EXCERPTED RECORDS ::
%%
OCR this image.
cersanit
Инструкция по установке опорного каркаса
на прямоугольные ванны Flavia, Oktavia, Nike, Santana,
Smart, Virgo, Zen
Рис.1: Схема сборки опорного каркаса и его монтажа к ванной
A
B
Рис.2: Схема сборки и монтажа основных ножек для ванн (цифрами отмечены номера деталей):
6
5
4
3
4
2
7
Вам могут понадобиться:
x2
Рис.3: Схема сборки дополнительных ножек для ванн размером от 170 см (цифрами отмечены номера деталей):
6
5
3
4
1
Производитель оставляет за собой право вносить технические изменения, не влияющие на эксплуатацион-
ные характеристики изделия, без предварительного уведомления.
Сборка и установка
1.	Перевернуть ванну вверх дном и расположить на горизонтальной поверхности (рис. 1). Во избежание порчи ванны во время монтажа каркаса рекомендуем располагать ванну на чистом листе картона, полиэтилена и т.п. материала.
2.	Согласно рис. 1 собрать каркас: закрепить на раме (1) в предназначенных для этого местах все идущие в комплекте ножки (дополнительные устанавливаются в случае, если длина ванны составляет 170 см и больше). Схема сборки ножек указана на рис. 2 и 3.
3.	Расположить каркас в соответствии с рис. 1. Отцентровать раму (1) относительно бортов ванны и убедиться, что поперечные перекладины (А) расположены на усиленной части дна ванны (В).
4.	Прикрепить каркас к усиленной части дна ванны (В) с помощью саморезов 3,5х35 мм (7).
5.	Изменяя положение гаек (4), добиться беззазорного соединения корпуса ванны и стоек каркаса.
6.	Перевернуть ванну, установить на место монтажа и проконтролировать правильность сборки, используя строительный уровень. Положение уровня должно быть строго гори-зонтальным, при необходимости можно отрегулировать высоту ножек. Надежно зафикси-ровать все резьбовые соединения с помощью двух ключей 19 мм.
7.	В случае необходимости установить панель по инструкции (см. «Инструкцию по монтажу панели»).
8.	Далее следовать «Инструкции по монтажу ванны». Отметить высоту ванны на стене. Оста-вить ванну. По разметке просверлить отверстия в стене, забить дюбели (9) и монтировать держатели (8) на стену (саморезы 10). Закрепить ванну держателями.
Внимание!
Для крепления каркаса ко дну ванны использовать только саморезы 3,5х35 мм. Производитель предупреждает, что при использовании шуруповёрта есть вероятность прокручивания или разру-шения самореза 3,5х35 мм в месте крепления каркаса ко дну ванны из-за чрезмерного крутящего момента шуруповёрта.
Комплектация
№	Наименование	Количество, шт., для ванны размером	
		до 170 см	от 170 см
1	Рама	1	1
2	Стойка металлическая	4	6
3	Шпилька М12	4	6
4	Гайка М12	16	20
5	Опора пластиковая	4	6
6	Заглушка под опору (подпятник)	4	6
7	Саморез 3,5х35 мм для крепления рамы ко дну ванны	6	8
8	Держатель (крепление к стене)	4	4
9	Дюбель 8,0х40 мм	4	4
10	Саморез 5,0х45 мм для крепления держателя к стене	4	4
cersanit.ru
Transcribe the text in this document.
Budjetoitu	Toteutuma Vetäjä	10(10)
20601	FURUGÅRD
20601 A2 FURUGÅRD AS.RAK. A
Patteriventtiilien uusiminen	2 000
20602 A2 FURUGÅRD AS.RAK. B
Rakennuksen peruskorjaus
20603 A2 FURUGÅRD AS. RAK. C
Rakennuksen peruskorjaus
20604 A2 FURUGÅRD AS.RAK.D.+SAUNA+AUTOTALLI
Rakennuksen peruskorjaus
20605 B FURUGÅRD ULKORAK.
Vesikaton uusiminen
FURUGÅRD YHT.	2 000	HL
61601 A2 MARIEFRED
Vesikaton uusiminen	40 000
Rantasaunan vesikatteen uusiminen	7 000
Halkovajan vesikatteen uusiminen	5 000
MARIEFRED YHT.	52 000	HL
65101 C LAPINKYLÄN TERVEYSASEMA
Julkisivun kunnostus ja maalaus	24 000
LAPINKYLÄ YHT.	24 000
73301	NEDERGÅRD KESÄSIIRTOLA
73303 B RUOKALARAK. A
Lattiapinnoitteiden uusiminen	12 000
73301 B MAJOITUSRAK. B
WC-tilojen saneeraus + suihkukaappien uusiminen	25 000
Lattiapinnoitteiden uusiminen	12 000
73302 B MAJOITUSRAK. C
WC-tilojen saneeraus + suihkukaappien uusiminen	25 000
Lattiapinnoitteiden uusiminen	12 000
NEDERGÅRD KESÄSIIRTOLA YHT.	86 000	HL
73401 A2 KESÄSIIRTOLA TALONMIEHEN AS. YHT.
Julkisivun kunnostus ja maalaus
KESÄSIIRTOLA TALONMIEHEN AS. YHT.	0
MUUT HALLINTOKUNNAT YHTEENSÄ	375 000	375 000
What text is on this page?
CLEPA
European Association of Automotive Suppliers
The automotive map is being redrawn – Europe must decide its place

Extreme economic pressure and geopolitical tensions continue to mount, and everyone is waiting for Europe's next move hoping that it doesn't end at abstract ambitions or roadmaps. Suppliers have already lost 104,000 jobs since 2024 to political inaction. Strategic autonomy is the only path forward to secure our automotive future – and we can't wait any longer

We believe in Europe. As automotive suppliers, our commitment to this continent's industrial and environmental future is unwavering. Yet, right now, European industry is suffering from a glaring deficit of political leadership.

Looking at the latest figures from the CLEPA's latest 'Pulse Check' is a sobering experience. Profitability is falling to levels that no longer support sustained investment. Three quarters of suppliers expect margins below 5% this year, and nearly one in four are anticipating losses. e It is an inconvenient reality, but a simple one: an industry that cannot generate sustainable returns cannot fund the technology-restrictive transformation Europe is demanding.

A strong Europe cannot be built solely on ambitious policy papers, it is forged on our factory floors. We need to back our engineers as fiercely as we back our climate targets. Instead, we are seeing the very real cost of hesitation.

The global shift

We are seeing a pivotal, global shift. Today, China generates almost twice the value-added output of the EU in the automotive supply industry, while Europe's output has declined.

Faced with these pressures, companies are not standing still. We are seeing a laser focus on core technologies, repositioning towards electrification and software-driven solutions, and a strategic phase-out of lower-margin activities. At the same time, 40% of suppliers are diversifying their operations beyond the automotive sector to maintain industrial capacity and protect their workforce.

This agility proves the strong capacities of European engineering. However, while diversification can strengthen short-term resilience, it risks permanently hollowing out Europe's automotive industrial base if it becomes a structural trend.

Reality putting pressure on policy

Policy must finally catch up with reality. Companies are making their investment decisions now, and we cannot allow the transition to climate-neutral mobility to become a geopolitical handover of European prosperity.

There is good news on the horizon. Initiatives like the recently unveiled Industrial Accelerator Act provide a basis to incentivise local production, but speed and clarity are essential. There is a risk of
%%
SET PROBLEM ::
Reproduce the complete set of lines precisely as supplied.

FINISHED ANSWER ::
OCR this image.
cersanit
Инструкция по установке опорного каркаса
на прямоугольные ванны Flavia, Oktavia, Nike, Santana,
Smart, Virgo, Zen
Рис.1: Схема сборки опорного каркаса и его монтажа к ванной
A
B
Рис.2: Схема сборки и монтажа основных ножек для ванн (цифрами отмечены номера деталей):
6
5
4
3
4
2
7
Вам могут понадобиться:
x2
Рис.3: Схема сборки дополнительных ножек для ванн размером от 170 см (цифрами отмечены номера деталей):
6
5
3
4
1
Производитель оставляет за собой право вносить технические изменения, не влияющие на эксплуатацион-
ные характеристики изделия, без предварительного уведомления.
Сборка и установка
1.	Перевернуть ванну вверх дном и расположить на горизонтальной поверхности (рис. 1). Во избежание порчи ванны во время монтажа каркаса рекомендуем располагать ванну на чистом листе картона, полиэтилена и т.п. материала.
2.	Согласно рис. 1 собрать каркас: закрепить на раме (1) в предназначенных для этого местах все идущие в комплекте ножки (дополнительные устанавливаются в случае, если длина ванны составляет 170 см и больше). Схема сборки ножек указана на рис. 2 и 3.
3.	Расположить каркас в соответствии с рис. 1. Отцентровать раму (1) относительно бортов ванны и убедиться, что поперечные перекладины (А) расположены на усиленной части дна ванны (В).
4.	Прикрепить каркас к усиленной части дна ванны (В) с помощью саморезов 3,5х35 мм (7).
5.	Изменяя положение гаек (4), добиться беззазорного соединения корпуса ванны и стоек каркаса.
6.	Перевернуть ванну, установить на место монтажа и проконтролировать правильность сборки, используя строительный уровень. Положение уровня должно быть строго гори-зонтальным, при необходимости можно отрегулировать высоту ножек. Надежно зафикси-ровать все резьбовые соединения с помощью двух ключей 19 мм.
7.	В случае необходимости установить панель по инструкции (см. «Инструкцию по монтажу панели»).
8.	Далее следовать «Инструкции по монтажу ванны». Отметить высоту ванны на стене. Оста-вить ванну. По разметке просверлить отверстия в стене, забить дюбели (9) и монтировать держатели (8) на стену (саморезы 10). Закрепить ванну держателями.
Внимание!
Для крепления каркаса ко дну ванны использовать только саморезы 3,5х35 мм. Производитель предупреждает, что при использовании шуруповёрта есть вероятность прокручивания или разру-шения самореза 3,5х35 мм в месте крепления каркаса ко дну ванны из-за чрезмерного крутящего момента шуруповёрта.
Комплектация
№	Наименование	Количество, шт., для ванны размером	
		до 170 см	от 170 см
1	Рама	1	1
2	Стойка металлическая	4	6
3	Шпилька М12	4	6
4	Гайка М12	16	20
5	Опора пластиковая	4	6
6	Заглушка под опору (подпятник)	4	6
7	Саморез 3,5х35 мм для крепления рамы ко дну ванны	6	8
8	Держатель (крепление к стене)	4	4
9	Дюбель 8,0х40 мм	4	4
10	Саморез 5,0х45 мм для крепления держателя к стене	4	4
cersanit.ru
Transcribe the text in this document.
Budjetoitu	Toteutuma Vetäjä	10(10)
20601	FURUGÅRD
20601 A2 FURUGÅRD AS.RAK. A
Patteriventtiilien uusiminen	2 000
20602 A2 FURUGÅRD AS.RAK. B
Rakennuksen peruskorjaus
20603 A2 FURUGÅRD AS. RAK. C
Rakennuksen peruskorjaus
20604 A2 FURUGÅRD AS.RAK.D.+SAUNA+AUTOTALLI
Rakennuksen peruskorjaus
20605 B FURUGÅRD ULKORAK.
Vesikaton uusiminen
FURUGÅRD YHT.	2 000	HL
61601 A2 MARIEFRED
Vesikaton uusiminen	40 000
Rantasaunan vesikatteen uusiminen	7 000
Halkovajan vesikatteen uusiminen	5 000
MARIEFRED YHT.	52 000	HL
65101 C LAPINKYLÄN TERVEYSASEMA
Julkisivun kunnostus ja maalaus	24 000
LAPINKYLÄ YHT.	24 000
73301	NEDERGÅRD KESÄSIIRTOLA
73303 B RUOKALARAK. A
Lattiapinnoitteiden uusiminen	12 000
73301 B MAJOITUSRAK. B
WC-tilojen saneeraus + suihkukaappien uusiminen	25 000
Lattiapinnoitteiden uusiminen	12 000
73302 B MAJOITUSRAK. C
WC-tilojen saneeraus + suihkukaappien uusiminen	25 000
Lattiapinnoitteiden uusiminen	12 000
NEDERGÅRD KESÄSIIRTOLA YHT.	86 000	HL
73401 A2 KESÄSIIRTOLA TALONMIEHEN AS. YHT.
Julkisivun kunnostus ja maalaus
KESÄSIIRTOLA TALONMIEHEN AS. YHT.	0
MUUT HALLINTOKUNNAT YHTEENSÄ	375 000	375 000
What text is on this page?
CLEPA
European Association of Automotive Suppliers
The automotive map is being redrawn – Europe must decide its place

Extreme economic pressure and geopolitical tensions continue to mount, and everyone is waiting for Europe's next move hoping that it doesn't end at abstract ambitions or roadmaps. Suppliers have already lost 104,000 jobs since 2024 to political inaction. Strategic autonomy is the only path forward to secure our automotive future – and we can't wait any longer

We believe in Europe. As automotive suppliers, our commitment to this continent's industrial and environmental future is unwavering. Yet, right now, European industry is suffering from a glaring deficit of political leadership.

Looking at the latest figures from the CLEPA's latest 'Pulse Check' is a sobering experience. Profitability is falling to levels that no longer support sustained investment. Three quarters of suppliers expect margins below 5% this year, and nearly one in four are anticipating losses. e It is an inconvenient reality, but a simple one: an industry that cannot generate sustainable returns cannot fund the technology-restrictive transformation Europe is demanding.

A strong Europe cannot be built solely on ambitious policy papers, it is forged on our factory floors. We need to back our engineers as fiercely as we back our climate targets. Instead, we are seeing the very real cost of hesitation.

The global shift

We are seeing a pivotal, global shift. Today, China generates almost twice the value-added output of the EU in the automotive supply industry, while Europe's output has declined.

Faced with these pressures, companies are not standing still. We are seeing a laser focus on core technologies, repositioning towards electrification and software-driven solutions, and a strategic phase-out of lower-margin activities. At the same time, 40% of suppliers are diversifying their operations beyond the automotive sector to maintain industrial capacity and protect their workforce.

This agility proves the strong capacities of European engineering. However, while diversification can strengthen short-term resilience, it risks permanently hollowing out Europe's automotive industrial base if it becomes a structural trend.

Reality putting pressure on policy

Policy must finally catch up with reality. Companies are making their investment decisions now, and we cannot allow the transition to climate-neutral mobility to become a geopolitical handover of European prosperity.

There is good news on the horizon. Initiatives like the recently unveiled Industrial Accelerator Act provide a basis to incentivise local production, but speed and clarity are essential. There is a risk of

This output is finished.